>> start Stored records

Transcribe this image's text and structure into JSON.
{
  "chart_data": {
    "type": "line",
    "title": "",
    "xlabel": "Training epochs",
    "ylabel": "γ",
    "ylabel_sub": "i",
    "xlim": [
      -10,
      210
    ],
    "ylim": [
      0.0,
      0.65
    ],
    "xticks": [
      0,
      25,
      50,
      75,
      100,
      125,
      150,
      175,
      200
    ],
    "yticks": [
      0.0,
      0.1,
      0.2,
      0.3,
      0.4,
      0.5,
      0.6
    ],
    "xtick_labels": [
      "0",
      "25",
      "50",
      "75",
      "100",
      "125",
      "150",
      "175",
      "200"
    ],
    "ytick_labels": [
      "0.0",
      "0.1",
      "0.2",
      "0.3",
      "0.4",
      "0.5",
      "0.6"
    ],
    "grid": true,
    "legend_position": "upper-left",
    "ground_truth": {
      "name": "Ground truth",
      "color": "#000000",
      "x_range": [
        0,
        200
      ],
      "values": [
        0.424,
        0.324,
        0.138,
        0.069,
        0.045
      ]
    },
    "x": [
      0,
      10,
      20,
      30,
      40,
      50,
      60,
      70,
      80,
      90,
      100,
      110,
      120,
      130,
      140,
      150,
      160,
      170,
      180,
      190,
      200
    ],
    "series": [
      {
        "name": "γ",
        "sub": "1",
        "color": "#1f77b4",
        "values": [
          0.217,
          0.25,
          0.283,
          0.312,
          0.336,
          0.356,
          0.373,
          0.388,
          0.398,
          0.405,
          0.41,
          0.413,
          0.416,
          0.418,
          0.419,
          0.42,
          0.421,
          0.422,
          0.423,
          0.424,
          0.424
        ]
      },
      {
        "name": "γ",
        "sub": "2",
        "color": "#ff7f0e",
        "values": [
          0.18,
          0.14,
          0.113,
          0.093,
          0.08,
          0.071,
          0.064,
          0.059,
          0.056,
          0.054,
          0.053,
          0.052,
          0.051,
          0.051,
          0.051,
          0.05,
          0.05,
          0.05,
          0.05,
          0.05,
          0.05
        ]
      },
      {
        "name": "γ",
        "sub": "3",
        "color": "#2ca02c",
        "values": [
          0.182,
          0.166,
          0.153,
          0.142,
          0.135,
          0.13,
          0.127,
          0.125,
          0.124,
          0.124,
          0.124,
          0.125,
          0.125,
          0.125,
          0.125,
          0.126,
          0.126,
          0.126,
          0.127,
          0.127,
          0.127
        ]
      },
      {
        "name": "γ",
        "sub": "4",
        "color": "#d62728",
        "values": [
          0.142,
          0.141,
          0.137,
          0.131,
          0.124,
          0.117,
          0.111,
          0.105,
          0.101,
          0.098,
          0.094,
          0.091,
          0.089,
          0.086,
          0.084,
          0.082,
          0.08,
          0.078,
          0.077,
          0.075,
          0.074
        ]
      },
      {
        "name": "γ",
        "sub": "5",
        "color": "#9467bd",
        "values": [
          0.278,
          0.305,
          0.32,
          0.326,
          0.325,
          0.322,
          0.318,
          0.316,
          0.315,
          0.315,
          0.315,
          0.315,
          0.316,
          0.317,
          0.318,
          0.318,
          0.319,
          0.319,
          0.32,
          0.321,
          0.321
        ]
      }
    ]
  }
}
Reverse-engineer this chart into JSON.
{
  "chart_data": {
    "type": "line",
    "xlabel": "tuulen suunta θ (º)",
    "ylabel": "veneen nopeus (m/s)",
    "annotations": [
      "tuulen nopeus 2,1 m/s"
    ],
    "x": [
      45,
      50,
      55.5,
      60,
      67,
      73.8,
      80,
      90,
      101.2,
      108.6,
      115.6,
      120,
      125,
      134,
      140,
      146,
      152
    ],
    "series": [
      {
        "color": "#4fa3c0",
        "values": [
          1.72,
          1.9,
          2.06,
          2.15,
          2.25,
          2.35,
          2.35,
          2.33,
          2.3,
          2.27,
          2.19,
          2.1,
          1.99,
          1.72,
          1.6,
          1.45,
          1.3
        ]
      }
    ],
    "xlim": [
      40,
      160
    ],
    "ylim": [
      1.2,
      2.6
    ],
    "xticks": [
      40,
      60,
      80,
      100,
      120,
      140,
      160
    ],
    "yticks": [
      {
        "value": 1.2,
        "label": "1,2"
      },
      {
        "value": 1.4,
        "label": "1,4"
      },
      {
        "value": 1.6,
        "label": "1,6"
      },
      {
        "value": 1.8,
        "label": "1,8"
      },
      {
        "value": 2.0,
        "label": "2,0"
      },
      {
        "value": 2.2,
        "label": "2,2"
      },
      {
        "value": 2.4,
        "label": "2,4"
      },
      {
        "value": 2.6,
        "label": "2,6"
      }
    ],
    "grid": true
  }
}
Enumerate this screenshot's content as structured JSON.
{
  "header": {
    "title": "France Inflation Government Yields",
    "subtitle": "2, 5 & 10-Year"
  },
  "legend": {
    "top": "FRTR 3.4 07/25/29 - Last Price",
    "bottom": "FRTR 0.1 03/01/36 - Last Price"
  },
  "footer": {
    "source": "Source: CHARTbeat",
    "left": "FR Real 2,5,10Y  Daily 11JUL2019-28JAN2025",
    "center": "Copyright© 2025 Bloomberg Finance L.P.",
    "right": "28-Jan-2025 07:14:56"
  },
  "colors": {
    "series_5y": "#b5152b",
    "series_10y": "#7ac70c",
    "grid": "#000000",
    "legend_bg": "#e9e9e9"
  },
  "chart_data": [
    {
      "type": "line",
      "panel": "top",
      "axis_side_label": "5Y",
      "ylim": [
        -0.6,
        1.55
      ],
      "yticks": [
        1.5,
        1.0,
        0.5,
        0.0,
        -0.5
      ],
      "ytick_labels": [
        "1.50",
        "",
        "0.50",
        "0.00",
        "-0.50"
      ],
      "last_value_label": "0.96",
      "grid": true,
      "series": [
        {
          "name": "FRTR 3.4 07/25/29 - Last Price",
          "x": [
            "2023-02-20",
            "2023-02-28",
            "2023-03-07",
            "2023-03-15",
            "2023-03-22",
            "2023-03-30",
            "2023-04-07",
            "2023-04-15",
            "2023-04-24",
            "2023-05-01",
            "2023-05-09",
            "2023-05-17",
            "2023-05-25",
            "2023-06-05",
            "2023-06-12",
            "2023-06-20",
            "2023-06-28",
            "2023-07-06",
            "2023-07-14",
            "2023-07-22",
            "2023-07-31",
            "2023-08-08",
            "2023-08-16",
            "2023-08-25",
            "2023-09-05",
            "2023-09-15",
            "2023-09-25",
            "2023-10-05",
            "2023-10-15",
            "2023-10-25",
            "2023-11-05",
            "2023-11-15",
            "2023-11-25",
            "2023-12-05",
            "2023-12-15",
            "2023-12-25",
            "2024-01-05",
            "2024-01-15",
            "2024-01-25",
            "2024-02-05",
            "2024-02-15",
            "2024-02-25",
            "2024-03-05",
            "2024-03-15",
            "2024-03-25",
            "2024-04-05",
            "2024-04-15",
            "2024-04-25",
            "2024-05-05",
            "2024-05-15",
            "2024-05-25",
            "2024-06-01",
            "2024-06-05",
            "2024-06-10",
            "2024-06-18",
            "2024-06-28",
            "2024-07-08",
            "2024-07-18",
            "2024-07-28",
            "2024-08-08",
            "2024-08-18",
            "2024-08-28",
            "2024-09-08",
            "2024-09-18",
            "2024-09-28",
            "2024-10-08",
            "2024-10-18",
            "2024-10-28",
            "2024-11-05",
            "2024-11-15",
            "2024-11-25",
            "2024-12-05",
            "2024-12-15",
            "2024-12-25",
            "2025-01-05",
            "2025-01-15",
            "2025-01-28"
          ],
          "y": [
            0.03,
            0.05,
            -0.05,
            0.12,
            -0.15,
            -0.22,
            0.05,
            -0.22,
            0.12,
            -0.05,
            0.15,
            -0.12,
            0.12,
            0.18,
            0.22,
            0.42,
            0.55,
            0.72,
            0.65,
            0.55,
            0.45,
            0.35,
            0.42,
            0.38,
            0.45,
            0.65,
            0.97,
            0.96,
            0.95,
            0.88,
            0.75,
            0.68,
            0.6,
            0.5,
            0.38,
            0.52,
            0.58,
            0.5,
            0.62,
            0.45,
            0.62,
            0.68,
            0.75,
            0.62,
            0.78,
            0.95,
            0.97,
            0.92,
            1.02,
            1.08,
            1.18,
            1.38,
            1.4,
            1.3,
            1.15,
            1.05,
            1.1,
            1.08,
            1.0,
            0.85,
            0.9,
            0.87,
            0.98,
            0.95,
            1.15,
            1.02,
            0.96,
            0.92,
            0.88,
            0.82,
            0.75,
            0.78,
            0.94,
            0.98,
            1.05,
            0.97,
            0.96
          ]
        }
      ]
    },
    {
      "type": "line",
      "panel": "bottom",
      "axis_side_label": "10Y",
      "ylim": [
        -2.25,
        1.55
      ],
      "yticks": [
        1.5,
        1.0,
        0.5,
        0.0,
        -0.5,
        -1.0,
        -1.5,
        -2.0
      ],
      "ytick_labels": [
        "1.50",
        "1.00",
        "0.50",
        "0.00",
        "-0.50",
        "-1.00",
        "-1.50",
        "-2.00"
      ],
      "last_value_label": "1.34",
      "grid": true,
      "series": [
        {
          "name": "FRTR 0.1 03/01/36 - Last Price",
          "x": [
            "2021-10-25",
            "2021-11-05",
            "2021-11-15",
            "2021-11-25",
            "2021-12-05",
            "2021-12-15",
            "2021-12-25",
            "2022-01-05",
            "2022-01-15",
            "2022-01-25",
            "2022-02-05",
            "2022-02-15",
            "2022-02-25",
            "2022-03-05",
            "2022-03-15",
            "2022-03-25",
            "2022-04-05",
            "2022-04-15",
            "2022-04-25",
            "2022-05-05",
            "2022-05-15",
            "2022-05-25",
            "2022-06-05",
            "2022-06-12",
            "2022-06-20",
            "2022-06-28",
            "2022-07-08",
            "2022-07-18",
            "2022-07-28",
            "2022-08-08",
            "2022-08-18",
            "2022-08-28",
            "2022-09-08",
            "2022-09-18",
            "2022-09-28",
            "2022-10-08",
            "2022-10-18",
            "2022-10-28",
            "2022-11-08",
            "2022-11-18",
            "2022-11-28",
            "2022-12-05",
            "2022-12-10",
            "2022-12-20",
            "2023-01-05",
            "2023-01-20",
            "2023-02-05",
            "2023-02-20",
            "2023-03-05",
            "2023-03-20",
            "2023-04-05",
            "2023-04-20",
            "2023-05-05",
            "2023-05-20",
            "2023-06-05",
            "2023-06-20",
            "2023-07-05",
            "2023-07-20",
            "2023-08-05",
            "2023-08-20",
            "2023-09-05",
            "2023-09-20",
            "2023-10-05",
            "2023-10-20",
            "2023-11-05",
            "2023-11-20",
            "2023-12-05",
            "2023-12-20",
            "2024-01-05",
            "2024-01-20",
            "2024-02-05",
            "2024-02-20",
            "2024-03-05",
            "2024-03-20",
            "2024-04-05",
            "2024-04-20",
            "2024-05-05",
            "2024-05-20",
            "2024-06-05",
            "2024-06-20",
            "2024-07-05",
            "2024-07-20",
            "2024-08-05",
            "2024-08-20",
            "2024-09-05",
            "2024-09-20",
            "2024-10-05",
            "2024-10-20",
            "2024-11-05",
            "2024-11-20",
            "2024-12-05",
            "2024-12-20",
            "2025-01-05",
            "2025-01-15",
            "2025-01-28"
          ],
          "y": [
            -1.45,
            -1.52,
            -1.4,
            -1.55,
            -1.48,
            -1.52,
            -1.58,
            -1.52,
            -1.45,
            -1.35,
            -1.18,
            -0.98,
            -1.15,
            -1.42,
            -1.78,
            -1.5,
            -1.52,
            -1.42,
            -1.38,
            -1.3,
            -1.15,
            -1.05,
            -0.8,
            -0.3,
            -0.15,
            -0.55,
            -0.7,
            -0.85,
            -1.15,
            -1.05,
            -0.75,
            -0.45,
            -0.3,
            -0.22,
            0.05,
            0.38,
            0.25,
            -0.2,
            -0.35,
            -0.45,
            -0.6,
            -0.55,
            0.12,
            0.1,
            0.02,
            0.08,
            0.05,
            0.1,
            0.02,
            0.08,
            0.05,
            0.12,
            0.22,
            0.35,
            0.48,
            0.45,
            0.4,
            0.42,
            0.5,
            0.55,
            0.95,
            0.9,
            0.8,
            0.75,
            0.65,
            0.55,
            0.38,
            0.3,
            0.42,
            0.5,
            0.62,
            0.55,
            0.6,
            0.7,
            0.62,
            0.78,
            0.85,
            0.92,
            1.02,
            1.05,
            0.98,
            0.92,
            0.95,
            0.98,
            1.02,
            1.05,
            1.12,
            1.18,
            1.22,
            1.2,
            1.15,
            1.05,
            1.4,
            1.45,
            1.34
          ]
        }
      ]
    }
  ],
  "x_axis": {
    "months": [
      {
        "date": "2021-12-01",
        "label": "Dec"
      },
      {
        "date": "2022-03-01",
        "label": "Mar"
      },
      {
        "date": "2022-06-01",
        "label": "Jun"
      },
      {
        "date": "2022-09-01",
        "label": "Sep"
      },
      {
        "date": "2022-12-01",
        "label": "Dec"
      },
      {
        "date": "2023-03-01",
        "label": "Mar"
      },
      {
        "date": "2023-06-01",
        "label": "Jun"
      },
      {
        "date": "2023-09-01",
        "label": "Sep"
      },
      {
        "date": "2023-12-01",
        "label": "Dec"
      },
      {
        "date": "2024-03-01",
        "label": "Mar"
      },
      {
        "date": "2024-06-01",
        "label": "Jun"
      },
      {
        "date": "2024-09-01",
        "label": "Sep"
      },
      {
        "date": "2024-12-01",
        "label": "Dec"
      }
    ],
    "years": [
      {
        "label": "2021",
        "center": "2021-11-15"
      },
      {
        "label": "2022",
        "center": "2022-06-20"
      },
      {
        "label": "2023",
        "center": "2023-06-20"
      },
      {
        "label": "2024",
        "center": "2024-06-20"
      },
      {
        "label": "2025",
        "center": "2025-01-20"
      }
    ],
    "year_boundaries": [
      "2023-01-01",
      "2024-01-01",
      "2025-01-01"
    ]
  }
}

>> end Stored records

- **Work instructions**
Identify every line where the string "xlabel" appears.

- **Answer for the task**
    "xlabel": "Training epochs",
    "xlabel": "tuulen suunta θ (º)",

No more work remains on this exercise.